======== Dataset records ========
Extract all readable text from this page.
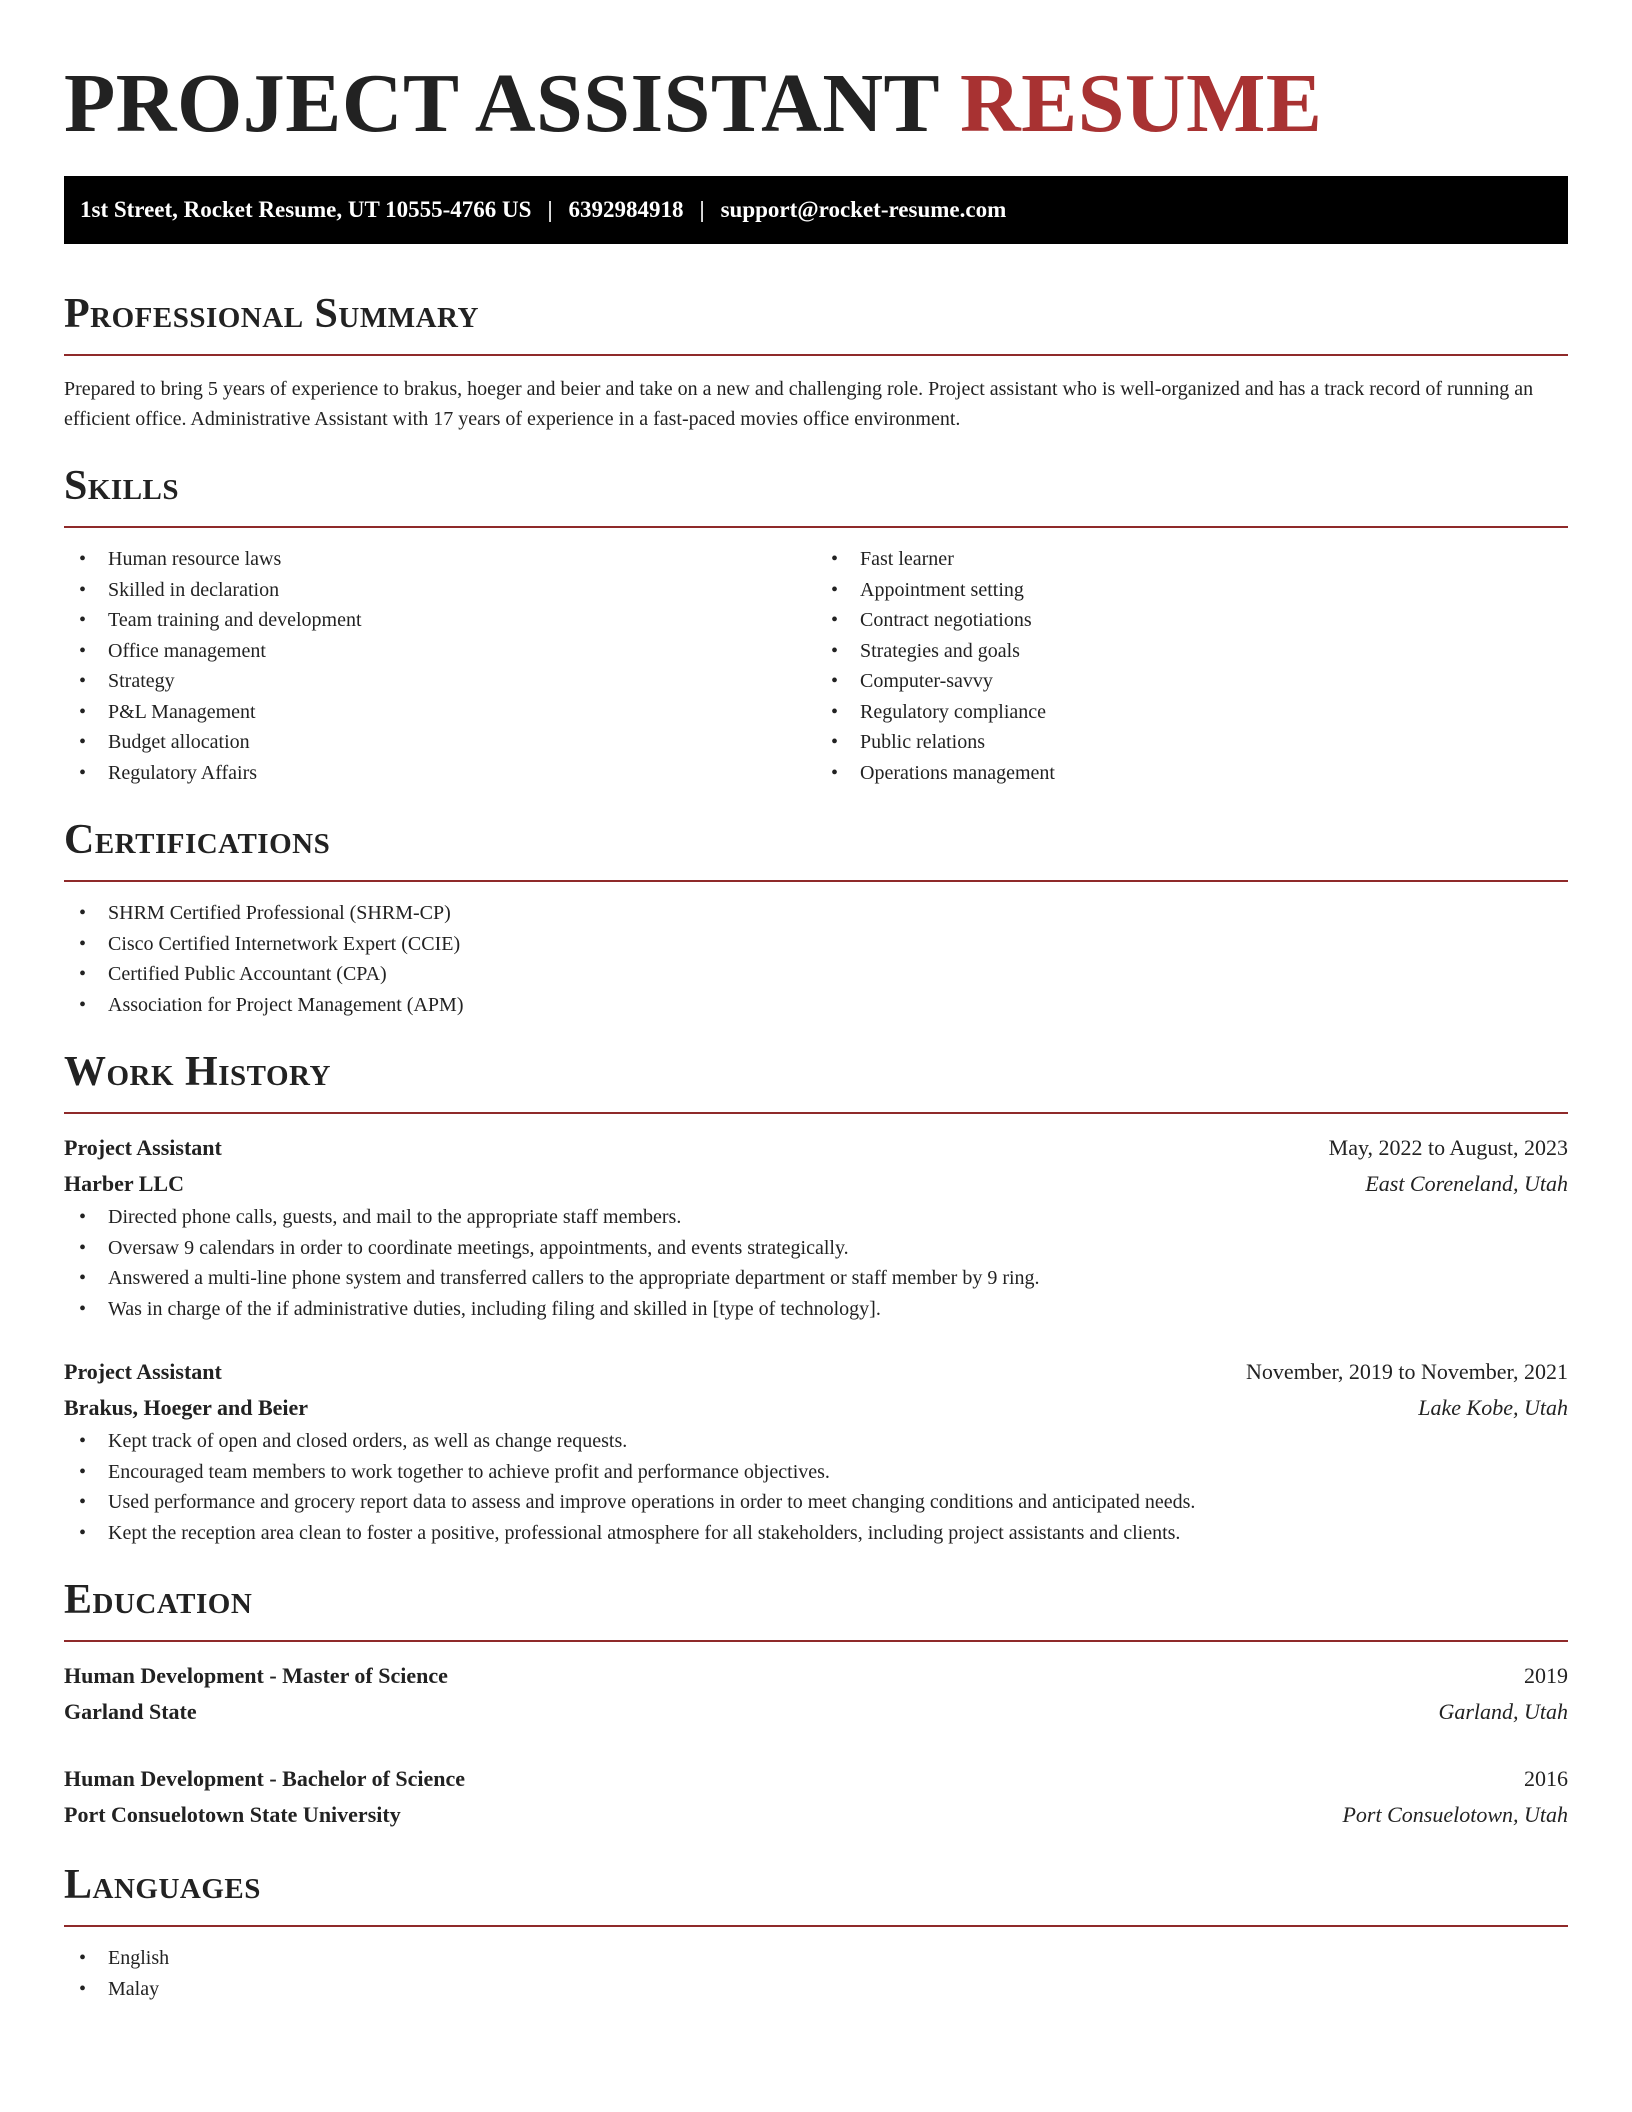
PROJECT ASSISTANT RESUME
1st Street, Rocket Resume, UT 10555-4766 US | 6392984918 | support@rocket-resume.com
Professional Summary

Prepared to bring 5 years of experience to brakus, hoeger and beier and take on a new and challenging role. Project assistant who is well-organized and has a track record of running an efficient office. Administrative Assistant with 17 years of experience in a fast-paced movies office environment.

Skills
• Human resource laws
• Skilled in declaration
• Team training and development
• Office management
• Strategy
• P&L Management
• Budget allocation
• Regulatory Affairs
• Fast learner
• Appointment setting
• Contract negotiations
• Strategies and goals
• Computer-savvy
• Regulatory compliance
• Public relations
• Operations management
Certifications
• SHRM Certified Professional (SHRM-CP)
• Cisco Certified Internetwork Expert (CCIE)
• Certified Public Accountant (CPA)
• Association for Project Management (APM)
Work History
Project Assistant	May, 2022 to August, 2023
Harber LLC	East Coreneland, Utah
• Directed phone calls, guests, and mail to the appropriate staff members.
• Oversaw 9 calendars in order to coordinate meetings, appointments, and events strategically.
• Answered a multi-line phone system and transferred callers to the appropriate department or staff member by 9 ring.
• Was in charge of the if administrative duties, including filing and skilled in [type of technology].
Project Assistant	November, 2019 to November, 2021
Brakus, Hoeger and Beier	Lake Kobe, Utah
• Kept track of open and closed orders, as well as change requests.
• Encouraged team members to work together to achieve profit and performance objectives.
• Used performance and grocery report data to assess and improve operations in order to meet changing conditions and anticipated needs.
• Kept the reception area clean to foster a positive, professional atmosphere for all stakeholders, including project assistants and clients.
Education
Human Development - Master of Science	2019
Garland State	Garland, Utah
Human Development - Bachelor of Science	2016
Port Consuelotown State University	Port Consuelotown, Utah
Languages
• English
• Malay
========
Stated goal
Each record above is to be restated exactly, with its pictures removed from the copy.

Finished task
Extract all readable text from this page.
PROJECT ASSISTANT RESUME
1st Street, Rocket Resume, UT 10555-4766 US | 6392984918 | support@rocket-resume.com
Professional Summary

Prepared to bring 5 years of experience to brakus, hoeger and beier and take on a new and challenging role. Project assistant who is well-organized and has a track record of running an efficient office. Administrative Assistant with 17 years of experience in a fast-paced movies office environment.

Skills
• Human resource laws
• Skilled in declaration
• Team training and development
• Office management
• Strategy
• P&L Management
• Budget allocation
• Regulatory Affairs
• Fast learner
• Appointment setting
• Contract negotiations
• Strategies and goals
• Computer-savvy
• Regulatory compliance
• Public relations
• Operations management
Certifications
• SHRM Certified Professional (SHRM-CP)
• Cisco Certified Internetwork Expert (CCIE)
• Certified Public Accountant (CPA)
• Association for Project Management (APM)
Work History
Project Assistant	May, 2022 to August, 2023
Harber LLC	East Coreneland, Utah
• Directed phone calls, guests, and mail to the appropriate staff members.
• Oversaw 9 calendars in order to coordinate meetings, appointments, and events strategically.
• Answered a multi-line phone system and transferred callers to the appropriate department or staff member by 9 ring.
• Was in charge of the if administrative duties, including filing and skilled in [type of technology].
Project Assistant	November, 2019 to November, 2021
Brakus, Hoeger and Beier	Lake Kobe, Utah
• Kept track of open and closed orders, as well as change requests.
• Encouraged team members to work together to achieve profit and performance objectives.
• Used performance and grocery report data to assess and improve operations in order to meet changing conditions and anticipated needs.
• Kept the reception area clean to foster a positive, professional atmosphere for all stakeholders, including project assistants and clients.
Education
Human Development - Master of Science	2019
Garland State	Garland, Utah
Human Development - Bachelor of Science	2016
Port Consuelotown State University	Port Consuelotown, Utah
Languages
• English
• Malay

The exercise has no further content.